__SET PROBLEM__
Carry on the chapter below about the 1950 spiritual awakening in the Hebrides, picking up right after its last sentence.

__PASSAGE PROVIDED__
The Cottage of Prayer

Posted: Feb 01, 2022

The following is a chapter from my new book; The Way of the Rogue; Living a Life that Counts for Eternity. In this chapter I recount the story of the spiritual awakening in the Hebrides Islands near Scotland in 1950. As you will see, two sisters in their 80’s who were devoted to prayer were the catalyst and leaders of one of the most powerful moves of God in the last 150 years.

The Cottage of Prayer

I’d rather be able to pray than to be a great preacher; Jesus Christ never taught his disciples how to preach, but only how to pray.
—D. L. Moody

The sickness of the church, I believe, is twofold. First, . . . we have not taught them to worship. Christians will not take the time before God to see Him in glory and majesty and holiness. . . The second cause of the church’s sickness is that the prayer meeting has become obsolete.
—Leonard Ravenhill

The Hebrides are an archipelago, a cluster of more than 100 islands off the northwest coast of Scotland. One of those islands, the island of Lewis and Harris, is Scotland’s largest island. On the island are two communities that encompass 891 square miles on one land mass, Lewis to the north and Harris to the south.
In 1949, the population of Lewis and Harris was around 25,000. Many made their living by crafting and weaving. Picturesque, thatched cottages dotted the landscape. The island was filled with churches—churches that had gone cold. Legalism was thriving, prayer and Scripture reading had become ritualistic exercises. Their youth were turned off to such an extent that they abandoned the church in droves. Dance halls, movie theaters, and pubs were their new places of worship. Feeling a sense of urgency, the Free Church Presbytery of Lewis published the following in the Stornoway Gazette on December 9, 1949:

The Presbytery of Lewis having taken into consideration the low state of vital religion within their own bounds, and throughout the land generally, call upon their faithful people in all their congregations to take a serious view of the present dispensation of divine displeasure manifested, not only in the chaotic conditions of international politics and domestic economics and morality, but also, and especially, in the lack of spiritual power from Gospel Ordinances, and to realize that these things plainly indicate that the Most High has a controversy with the nation. They note especially the growing carelessness toward Sabbath observance and public worship, the light regard of solemn vows and obligations so that the sacraments of the church – especially that of baptism – tend to become in too many cases an offence to God rather than a means of grace to the recipients, and the spreading abroad of the spirit of pleasure which has taken such a hold of the younger generation that all regard for anything higher appears with very few exceptions to have been utterly dismissed from their thoughts. . . .
The presbytery affectionately plead with their people, especially the youth in the church, to take these matters to heart, and to make serious inquiry, as to what must be the end; should there be no repentance, . . . and they call upon every individual as before God, to examine his or her life in the light of that responsibility, which pertains to us all. But happily, in the divine mask, we may be visited with the Spirit of repentance, and return again unto the Lord, whom we have so grieved with our iniquities, and waywardness. Especially would the warn their young people, of the devils man traps, the cinema and the public house.

__GIVEN RECORDS__
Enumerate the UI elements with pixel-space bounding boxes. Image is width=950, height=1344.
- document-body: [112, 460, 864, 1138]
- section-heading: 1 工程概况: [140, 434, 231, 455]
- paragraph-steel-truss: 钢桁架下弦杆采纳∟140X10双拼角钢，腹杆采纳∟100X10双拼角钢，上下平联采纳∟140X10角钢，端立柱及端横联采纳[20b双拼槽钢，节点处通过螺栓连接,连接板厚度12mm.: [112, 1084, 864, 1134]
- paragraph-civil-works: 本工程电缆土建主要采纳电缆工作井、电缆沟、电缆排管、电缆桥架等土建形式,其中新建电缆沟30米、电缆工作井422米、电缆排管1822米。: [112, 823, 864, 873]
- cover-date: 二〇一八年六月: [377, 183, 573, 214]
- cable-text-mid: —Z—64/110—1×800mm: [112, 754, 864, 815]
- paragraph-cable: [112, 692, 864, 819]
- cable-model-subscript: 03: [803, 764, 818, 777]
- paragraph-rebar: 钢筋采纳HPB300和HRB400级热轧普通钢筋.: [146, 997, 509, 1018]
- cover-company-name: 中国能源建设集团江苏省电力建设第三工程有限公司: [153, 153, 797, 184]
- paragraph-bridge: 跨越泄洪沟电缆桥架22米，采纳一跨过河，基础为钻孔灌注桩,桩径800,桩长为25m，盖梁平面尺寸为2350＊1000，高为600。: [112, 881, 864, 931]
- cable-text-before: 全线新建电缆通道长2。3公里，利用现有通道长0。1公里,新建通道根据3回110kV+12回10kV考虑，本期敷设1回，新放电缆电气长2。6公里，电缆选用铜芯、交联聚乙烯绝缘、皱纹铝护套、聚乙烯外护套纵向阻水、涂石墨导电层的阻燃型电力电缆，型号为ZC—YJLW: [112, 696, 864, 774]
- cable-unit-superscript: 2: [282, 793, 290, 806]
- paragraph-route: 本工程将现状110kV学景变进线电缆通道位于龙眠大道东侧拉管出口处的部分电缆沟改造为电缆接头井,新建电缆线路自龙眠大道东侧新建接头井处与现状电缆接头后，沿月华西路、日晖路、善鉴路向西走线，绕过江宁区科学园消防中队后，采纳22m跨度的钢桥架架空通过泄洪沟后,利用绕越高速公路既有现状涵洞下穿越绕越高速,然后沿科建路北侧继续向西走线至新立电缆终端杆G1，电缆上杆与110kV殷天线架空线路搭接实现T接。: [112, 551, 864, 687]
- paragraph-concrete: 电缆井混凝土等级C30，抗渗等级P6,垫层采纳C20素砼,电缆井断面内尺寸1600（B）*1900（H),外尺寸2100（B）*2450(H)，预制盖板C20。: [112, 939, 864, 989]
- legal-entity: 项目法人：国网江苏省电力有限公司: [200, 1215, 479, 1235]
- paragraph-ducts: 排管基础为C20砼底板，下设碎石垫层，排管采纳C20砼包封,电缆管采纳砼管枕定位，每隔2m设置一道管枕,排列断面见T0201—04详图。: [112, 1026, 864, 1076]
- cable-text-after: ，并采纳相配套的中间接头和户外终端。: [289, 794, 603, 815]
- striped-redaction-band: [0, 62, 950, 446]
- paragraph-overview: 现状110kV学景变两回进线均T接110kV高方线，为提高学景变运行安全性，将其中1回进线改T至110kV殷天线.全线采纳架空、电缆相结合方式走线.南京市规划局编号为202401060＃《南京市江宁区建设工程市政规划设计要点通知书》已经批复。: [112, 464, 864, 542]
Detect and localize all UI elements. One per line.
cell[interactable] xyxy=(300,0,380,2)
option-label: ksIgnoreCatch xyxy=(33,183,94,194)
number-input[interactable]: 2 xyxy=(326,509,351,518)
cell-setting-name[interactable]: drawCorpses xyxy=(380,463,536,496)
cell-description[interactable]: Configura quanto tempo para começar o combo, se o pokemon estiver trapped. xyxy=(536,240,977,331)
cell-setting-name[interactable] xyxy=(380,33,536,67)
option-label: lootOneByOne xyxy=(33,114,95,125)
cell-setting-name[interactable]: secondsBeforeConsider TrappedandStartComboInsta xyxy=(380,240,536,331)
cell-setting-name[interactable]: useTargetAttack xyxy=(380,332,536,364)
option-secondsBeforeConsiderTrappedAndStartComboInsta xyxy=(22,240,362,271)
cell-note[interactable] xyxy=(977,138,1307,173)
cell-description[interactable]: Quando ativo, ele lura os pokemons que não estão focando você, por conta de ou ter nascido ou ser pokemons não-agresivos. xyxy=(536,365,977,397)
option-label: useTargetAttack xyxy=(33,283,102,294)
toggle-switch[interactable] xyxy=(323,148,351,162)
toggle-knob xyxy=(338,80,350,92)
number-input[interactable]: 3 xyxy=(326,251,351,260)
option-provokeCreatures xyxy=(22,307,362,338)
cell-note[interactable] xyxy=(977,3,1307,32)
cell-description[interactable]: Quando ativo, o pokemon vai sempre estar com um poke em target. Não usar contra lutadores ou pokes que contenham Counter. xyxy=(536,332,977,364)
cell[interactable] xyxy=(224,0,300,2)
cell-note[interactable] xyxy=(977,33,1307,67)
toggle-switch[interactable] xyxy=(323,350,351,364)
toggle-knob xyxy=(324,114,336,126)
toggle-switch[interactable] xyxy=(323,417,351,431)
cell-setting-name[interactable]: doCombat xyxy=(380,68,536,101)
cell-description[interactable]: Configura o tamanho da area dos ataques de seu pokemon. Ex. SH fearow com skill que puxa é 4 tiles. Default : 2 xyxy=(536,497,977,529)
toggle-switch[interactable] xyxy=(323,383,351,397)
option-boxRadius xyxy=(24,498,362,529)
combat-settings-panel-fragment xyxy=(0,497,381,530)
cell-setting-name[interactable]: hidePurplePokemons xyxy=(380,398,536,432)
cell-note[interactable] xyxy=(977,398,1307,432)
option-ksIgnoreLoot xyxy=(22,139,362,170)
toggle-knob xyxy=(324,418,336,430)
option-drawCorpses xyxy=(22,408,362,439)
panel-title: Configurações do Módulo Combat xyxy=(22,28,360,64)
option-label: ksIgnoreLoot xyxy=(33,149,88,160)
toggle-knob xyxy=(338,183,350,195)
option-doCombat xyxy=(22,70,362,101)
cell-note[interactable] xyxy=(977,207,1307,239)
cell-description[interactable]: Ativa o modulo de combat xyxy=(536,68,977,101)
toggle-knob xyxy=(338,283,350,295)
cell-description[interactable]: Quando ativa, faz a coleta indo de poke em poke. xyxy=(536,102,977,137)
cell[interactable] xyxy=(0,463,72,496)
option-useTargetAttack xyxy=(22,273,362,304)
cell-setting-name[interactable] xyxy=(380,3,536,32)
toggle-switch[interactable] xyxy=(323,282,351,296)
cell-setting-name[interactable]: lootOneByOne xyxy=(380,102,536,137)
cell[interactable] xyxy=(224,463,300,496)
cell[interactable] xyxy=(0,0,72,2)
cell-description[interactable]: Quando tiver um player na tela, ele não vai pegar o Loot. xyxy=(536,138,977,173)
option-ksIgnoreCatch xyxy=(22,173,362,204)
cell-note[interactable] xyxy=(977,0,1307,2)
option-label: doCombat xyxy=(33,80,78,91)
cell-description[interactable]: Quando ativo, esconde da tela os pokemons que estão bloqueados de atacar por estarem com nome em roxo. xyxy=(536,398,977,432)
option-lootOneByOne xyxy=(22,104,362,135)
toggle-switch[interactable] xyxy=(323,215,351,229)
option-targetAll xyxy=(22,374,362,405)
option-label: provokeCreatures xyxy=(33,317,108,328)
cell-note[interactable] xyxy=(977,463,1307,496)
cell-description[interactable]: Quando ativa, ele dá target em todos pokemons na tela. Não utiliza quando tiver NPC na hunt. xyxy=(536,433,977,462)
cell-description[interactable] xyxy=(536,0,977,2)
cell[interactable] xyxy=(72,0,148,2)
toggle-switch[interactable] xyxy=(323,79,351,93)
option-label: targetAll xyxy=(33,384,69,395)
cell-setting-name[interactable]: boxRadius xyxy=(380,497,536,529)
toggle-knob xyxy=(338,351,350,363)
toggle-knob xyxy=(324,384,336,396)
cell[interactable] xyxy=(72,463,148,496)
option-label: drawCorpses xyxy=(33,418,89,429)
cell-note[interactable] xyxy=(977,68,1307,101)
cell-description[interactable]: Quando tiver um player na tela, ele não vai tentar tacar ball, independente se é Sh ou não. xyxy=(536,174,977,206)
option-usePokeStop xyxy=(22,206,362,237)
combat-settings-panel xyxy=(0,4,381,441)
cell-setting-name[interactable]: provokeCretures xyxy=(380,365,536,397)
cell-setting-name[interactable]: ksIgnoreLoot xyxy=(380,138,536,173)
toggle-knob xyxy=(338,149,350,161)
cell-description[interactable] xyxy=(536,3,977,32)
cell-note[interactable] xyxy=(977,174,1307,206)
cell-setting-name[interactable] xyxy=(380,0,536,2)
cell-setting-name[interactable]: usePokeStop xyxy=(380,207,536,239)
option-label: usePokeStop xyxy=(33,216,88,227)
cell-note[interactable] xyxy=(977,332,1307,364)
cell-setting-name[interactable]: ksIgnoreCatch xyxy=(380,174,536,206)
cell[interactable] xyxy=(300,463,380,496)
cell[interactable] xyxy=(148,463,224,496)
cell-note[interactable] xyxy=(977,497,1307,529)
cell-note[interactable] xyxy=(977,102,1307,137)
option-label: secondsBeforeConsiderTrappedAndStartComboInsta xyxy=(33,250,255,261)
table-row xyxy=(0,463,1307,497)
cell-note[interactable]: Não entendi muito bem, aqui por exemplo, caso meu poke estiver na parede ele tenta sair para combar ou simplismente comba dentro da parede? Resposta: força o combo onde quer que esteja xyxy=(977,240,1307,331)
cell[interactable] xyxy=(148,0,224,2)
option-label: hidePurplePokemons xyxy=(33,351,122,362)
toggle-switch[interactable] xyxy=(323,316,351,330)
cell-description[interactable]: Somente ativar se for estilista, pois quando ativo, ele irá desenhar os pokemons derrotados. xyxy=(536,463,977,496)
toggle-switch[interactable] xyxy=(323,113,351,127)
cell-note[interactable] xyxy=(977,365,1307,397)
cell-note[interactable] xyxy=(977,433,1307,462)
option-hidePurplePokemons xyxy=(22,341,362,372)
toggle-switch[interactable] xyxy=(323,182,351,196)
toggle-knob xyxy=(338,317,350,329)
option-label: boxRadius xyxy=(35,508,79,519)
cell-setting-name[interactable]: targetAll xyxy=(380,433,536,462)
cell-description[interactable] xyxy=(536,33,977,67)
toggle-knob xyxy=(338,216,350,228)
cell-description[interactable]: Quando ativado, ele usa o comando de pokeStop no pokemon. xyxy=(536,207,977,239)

__RESULT OF THIS TASK__
Peggy Smith, 84, and Christine Smith, 82, were two sisters who lived in a small cottage in Barvis on the island. Peggy was blind; Christine was riddled with arthritis. Unable to go to church, their cottage became a house of prayer where they spent hours seeking the Lord on their knees. During one of Peggy’s prayer sessions, she was given a vision. She saw the churches of the islands packed with youth and a picture of an unknown minister speaking from the pulpit. She heard Isaiah 44:3 (KJV): “For I will pour water upon him that is thirsty, and floods upon the dry ground.”

One parish minister, Mr. McCie, had tried outreaches and other events to attract the youth with no success. After Peggy received the vision, she sent for him and said, “I’m sure, Mr. McCie, that you’re longing to see God working. What about calling your office bearers together, and suggest to them that you spend two nights a week waiting upon God in prayer. You’ve tried mission, you’ve tried special evangelists. Mr. McCie, have you tried God?”

After McCie recovered from embarrassment, his church agreed to pray Tuesdays and Fridays from 10:00 p.m. until 4:00 a.m. The minister and several others from his church prayed in a farmhouse barn while Peggy and Christine prayed at their cottage.

Their prayer meetings went on for several months. During one of the men’s meetings in the barn, a young man rose and started to read from Psalm 24.

Who shall ascend the hill of the Lord?
And who shall stand in his holy place?
He who has clean hands and a pure heart,
who does not lift up his soul to what is false
and does not swear deceitfully.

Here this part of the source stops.